# Start of Input rows

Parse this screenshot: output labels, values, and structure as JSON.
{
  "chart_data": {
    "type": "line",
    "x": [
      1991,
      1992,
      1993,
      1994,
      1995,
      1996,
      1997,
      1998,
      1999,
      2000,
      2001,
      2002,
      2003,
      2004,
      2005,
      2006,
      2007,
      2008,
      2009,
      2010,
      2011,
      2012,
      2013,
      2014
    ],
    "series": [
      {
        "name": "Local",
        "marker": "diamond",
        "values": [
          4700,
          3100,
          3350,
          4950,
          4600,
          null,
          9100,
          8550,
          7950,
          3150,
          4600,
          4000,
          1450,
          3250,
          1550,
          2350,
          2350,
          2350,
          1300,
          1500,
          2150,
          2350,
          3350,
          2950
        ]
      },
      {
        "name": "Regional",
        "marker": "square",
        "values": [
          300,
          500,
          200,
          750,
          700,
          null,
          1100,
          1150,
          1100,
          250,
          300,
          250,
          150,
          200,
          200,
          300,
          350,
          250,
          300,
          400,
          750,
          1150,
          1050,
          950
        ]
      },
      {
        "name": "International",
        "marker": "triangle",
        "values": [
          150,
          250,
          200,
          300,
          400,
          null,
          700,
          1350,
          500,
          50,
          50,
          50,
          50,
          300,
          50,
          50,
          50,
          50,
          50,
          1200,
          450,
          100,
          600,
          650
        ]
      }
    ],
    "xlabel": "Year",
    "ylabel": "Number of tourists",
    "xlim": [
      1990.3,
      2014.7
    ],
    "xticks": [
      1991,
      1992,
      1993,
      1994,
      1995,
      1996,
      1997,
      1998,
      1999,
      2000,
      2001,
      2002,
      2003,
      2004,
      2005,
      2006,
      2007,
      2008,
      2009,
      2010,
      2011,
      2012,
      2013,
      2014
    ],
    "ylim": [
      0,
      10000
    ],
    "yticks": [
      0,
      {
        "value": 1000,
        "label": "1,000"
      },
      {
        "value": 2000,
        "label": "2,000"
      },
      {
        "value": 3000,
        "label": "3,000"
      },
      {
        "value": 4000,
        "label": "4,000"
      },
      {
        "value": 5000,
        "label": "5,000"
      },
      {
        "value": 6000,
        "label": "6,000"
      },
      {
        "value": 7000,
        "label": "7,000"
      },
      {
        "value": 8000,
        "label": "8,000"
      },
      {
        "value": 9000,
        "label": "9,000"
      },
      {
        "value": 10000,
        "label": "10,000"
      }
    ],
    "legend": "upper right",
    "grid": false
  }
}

# End of Input rows

Which lines of the data include "name"? Copy each of them.

        "name": "Local",
        "name": "Regional",
        "name": "International",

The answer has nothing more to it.